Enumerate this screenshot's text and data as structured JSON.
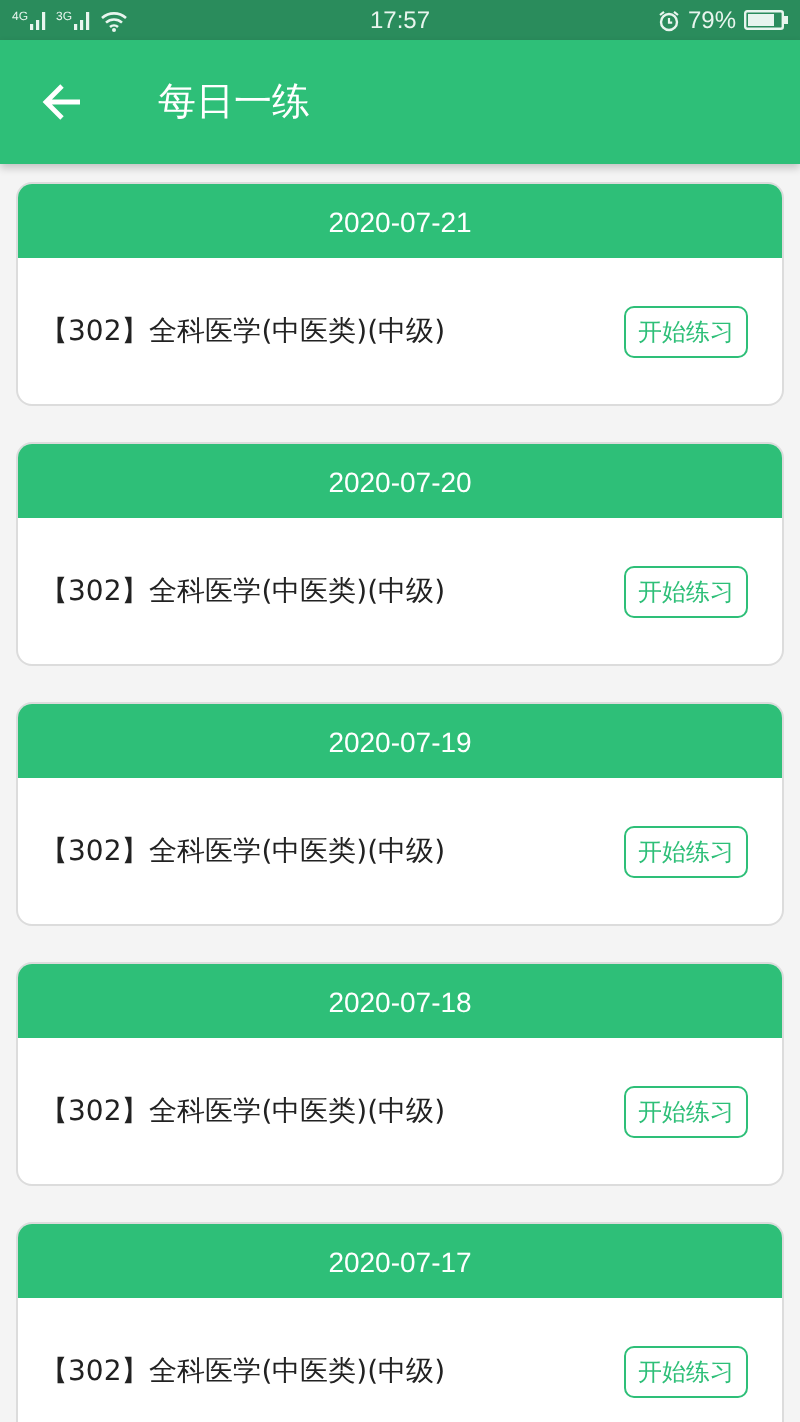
{
  "status_bar": {
    "network_1": "4G",
    "network_2": "3G",
    "time": "17:57",
    "battery": "79%"
  },
  "app_bar": {
    "title": "每日一练"
  },
  "practices": [
    {
      "date": "2020-07-21",
      "subject": "【302】全科医学(中医类)(中级)",
      "button": "开始练习"
    },
    {
      "date": "2020-07-20",
      "subject": "【302】全科医学(中医类)(中级)",
      "button": "开始练习"
    },
    {
      "date": "2020-07-19",
      "subject": "【302】全科医学(中医类)(中级)",
      "button": "开始练习"
    },
    {
      "date": "2020-07-18",
      "subject": "【302】全科医学(中医类)(中级)",
      "button": "开始练习"
    },
    {
      "date": "2020-07-17",
      "subject": "【302】全科医学(中医类)(中级)",
      "button": "开始练习"
    }
  ]
}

# # # # #

| The task |
Reproduce all of the entries word for word, skipping any pictures they hold.

| Solved problem |
Enumerate this screenshot's text and data as structured JSON.
{
  "status_bar": {
    "network_1": "4G",
    "network_2": "3G",
    "time": "17:57",
    "battery": "79%"
  },
  "app_bar": {
    "title": "每日一练"
  },
  "practices": [
    {
      "date": "2020-07-21",
      "subject": "【302】全科医学(中医类)(中级)",
      "button": "开始练习"
    },
    {
      "date": "2020-07-20",
      "subject": "【302】全科医学(中医类)(中级)",
      "button": "开始练习"
    },
    {
      "date": "2020-07-19",
      "subject": "【302】全科医学(中医类)(中级)",
      "button": "开始练习"
    },
    {
      "date": "2020-07-18",
      "subject": "【302】全科医学(中医类)(中级)",
      "button": "开始练习"
    },
    {
      "date": "2020-07-17",
      "subject": "【302】全科医学(中医类)(中级)",
      "button": "开始练习"
    }
  ]
}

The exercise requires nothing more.